Spot every line with the word "органах" and return it.

begin

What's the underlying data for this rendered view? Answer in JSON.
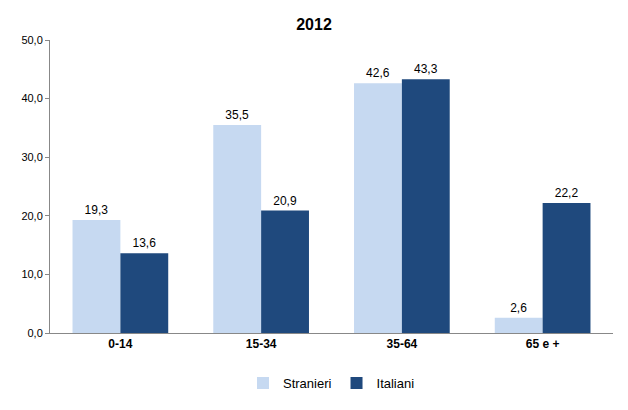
{
  "chart_data": {
    "type": "bar",
    "title": "2012",
    "categories": [
      "0-14",
      "15-34",
      "35-64",
      "65 e +"
    ],
    "series": [
      {
        "name": "Stranieri",
        "color": "#c6d9f1",
        "values": [
          19.3,
          35.5,
          42.6,
          2.6
        ],
        "value_labels": [
          "19,3",
          "35,5",
          "42,6",
          "2,6"
        ]
      },
      {
        "name": "Italiani",
        "color": "#1f497d",
        "values": [
          13.6,
          20.9,
          43.3,
          22.2
        ],
        "value_labels": [
          "13,6",
          "20,9",
          "43,3",
          "22,2"
        ]
      }
    ],
    "ylim": [
      0,
      50
    ],
    "yticks": [
      {
        "value": 0,
        "label": "0,0"
      },
      {
        "value": 10,
        "label": "10,0"
      },
      {
        "value": 20,
        "label": "20,0"
      },
      {
        "value": 30,
        "label": "30,0"
      },
      {
        "value": 40,
        "label": "40,0"
      },
      {
        "value": 50,
        "label": "50,0"
      }
    ],
    "grid": false,
    "legend": "bottom",
    "data_labels": true
  }
}
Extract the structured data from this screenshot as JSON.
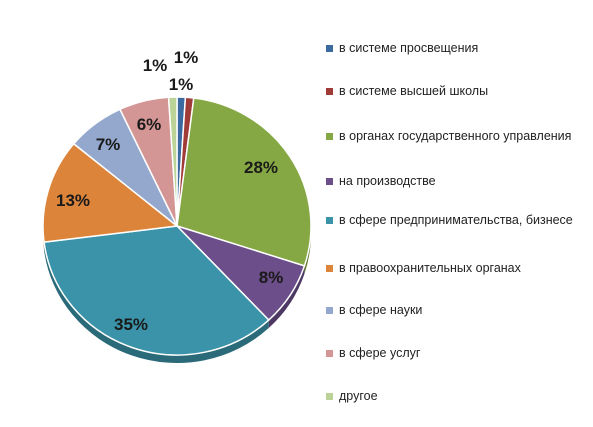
{
  "chart_data": {
    "type": "pie",
    "title": "",
    "slices": [
      {
        "label": "в системе просвещения",
        "value": 1,
        "value_label": "1%",
        "color": "#3B6AA0"
      },
      {
        "label": "в системе высшей школы",
        "value": 1,
        "value_label": "1%",
        "color": "#A03B38"
      },
      {
        "label": "в органах государственного управления",
        "value": 28,
        "value_label": "28%",
        "color": "#86A844"
      },
      {
        "label": "на производстве",
        "value": 8,
        "value_label": "8%",
        "color": "#6B4E8A"
      },
      {
        "label": "в сфере предпринимательства, бизнесе",
        "value": 35,
        "value_label": "35%",
        "color": "#3A93A8"
      },
      {
        "label": "в правоохранительных органах",
        "value": 13,
        "value_label": "13%",
        "color": "#DC843A"
      },
      {
        "label": "в сфере науки",
        "value": 7,
        "value_label": "7%",
        "color": "#94A8CE"
      },
      {
        "label": "в сфере услуг",
        "value": 6,
        "value_label": "6%",
        "color": "#D49695"
      },
      {
        "label": "другое",
        "value": 1,
        "value_label": "1%",
        "color": "#BCD398"
      }
    ],
    "legend_position": "right"
  }
}
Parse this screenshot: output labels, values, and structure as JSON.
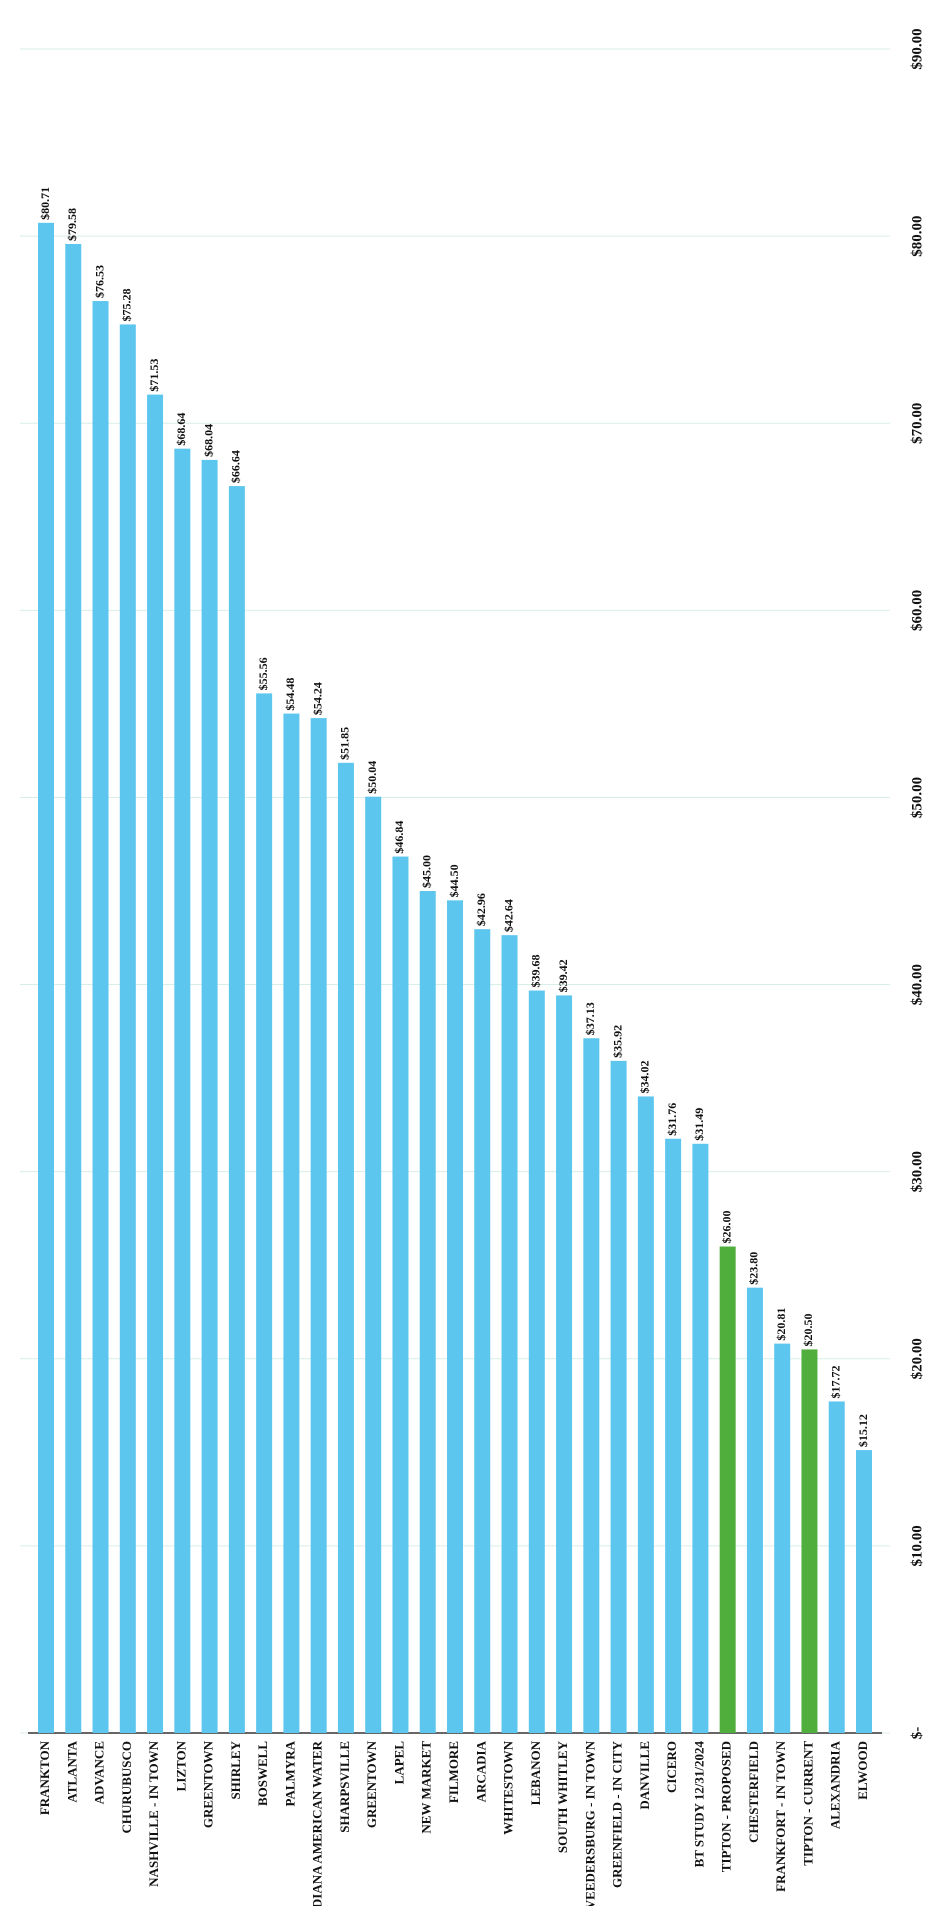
{
  "chart_data": {
    "type": "bar",
    "categories": [
      "FRANKTON",
      "ATLANTA",
      "ADVANCE",
      "CHURUBUSCO",
      "NASHVILLE - IN TOWN",
      "LIZTON",
      "GREENTOWN",
      "SHIRLEY",
      "BOSWELL",
      "PALMYRA",
      "INDIANA AMERICAN WATER",
      "SHARPSVILLE",
      "GREENTOWN",
      "LAPEL",
      "NEW MARKET",
      "FILMORE",
      "ARCADIA",
      "WHITESTOWN",
      "LEBANON",
      "SOUTH WHITLEY",
      "VEEDERSBURG - IN TOWN",
      "GREENFIELD - IN CITY",
      "DANVILLE",
      "CICERO",
      "BT STUDY 12/31/2024",
      "TIPTON - PROPOSED",
      "CHESTERFIELD",
      "FRANKFORT - IN TOWN",
      "TIPTON - CURRENT",
      "ALEXANDRIA",
      "ELWOOD"
    ],
    "values": [
      80.71,
      79.58,
      76.53,
      75.28,
      71.53,
      68.64,
      68.04,
      66.64,
      55.56,
      54.48,
      54.24,
      51.85,
      50.04,
      46.84,
      45.0,
      44.5,
      42.96,
      42.64,
      39.68,
      39.42,
      37.13,
      35.92,
      34.02,
      31.76,
      31.49,
      26.0,
      23.8,
      20.81,
      20.5,
      17.72,
      15.12
    ],
    "value_labels": [
      "$80.71",
      "$79.58",
      "$76.53",
      "$75.28",
      "$71.53",
      "$68.64",
      "$68.04",
      "$66.64",
      "$55.56",
      "$54.48",
      "$54.24",
      "$51.85",
      "$50.04",
      "$46.84",
      "$45.00",
      "$44.50",
      "$42.96",
      "$42.64",
      "$39.68",
      "$39.42",
      "$37.13",
      "$35.92",
      "$34.02",
      "$31.76",
      "$31.49",
      "$26.00",
      "$23.80",
      "$20.81",
      "$20.50",
      "$17.72",
      "$15.12"
    ],
    "colors": [
      "#5cc6ee",
      "#5cc6ee",
      "#5cc6ee",
      "#5cc6ee",
      "#5cc6ee",
      "#5cc6ee",
      "#5cc6ee",
      "#5cc6ee",
      "#5cc6ee",
      "#5cc6ee",
      "#5cc6ee",
      "#5cc6ee",
      "#5cc6ee",
      "#5cc6ee",
      "#5cc6ee",
      "#5cc6ee",
      "#5cc6ee",
      "#5cc6ee",
      "#5cc6ee",
      "#5cc6ee",
      "#5cc6ee",
      "#5cc6ee",
      "#5cc6ee",
      "#5cc6ee",
      "#5cc6ee",
      "#4fae3c",
      "#5cc6ee",
      "#5cc6ee",
      "#4fae3c",
      "#5cc6ee",
      "#5cc6ee"
    ],
    "ylim": [
      0,
      90
    ],
    "yticks": [
      {
        "value": 0,
        "label": "$-"
      },
      {
        "value": 10,
        "label": "$10.00"
      },
      {
        "value": 20,
        "label": "$20.00"
      },
      {
        "value": 30,
        "label": "$30.00"
      },
      {
        "value": 40,
        "label": "$40.00"
      },
      {
        "value": 50,
        "label": "$50.00"
      },
      {
        "value": 60,
        "label": "$60.00"
      },
      {
        "value": 70,
        "label": "$70.00"
      },
      {
        "value": 80,
        "label": "$80.00"
      },
      {
        "value": 90,
        "label": "$90.00"
      }
    ],
    "grid": true
  }
}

end

• SOLUTION FOR THIS EXERCISE
        "label": "в органах государственного управления",
        "label": "в правоохранительных органах",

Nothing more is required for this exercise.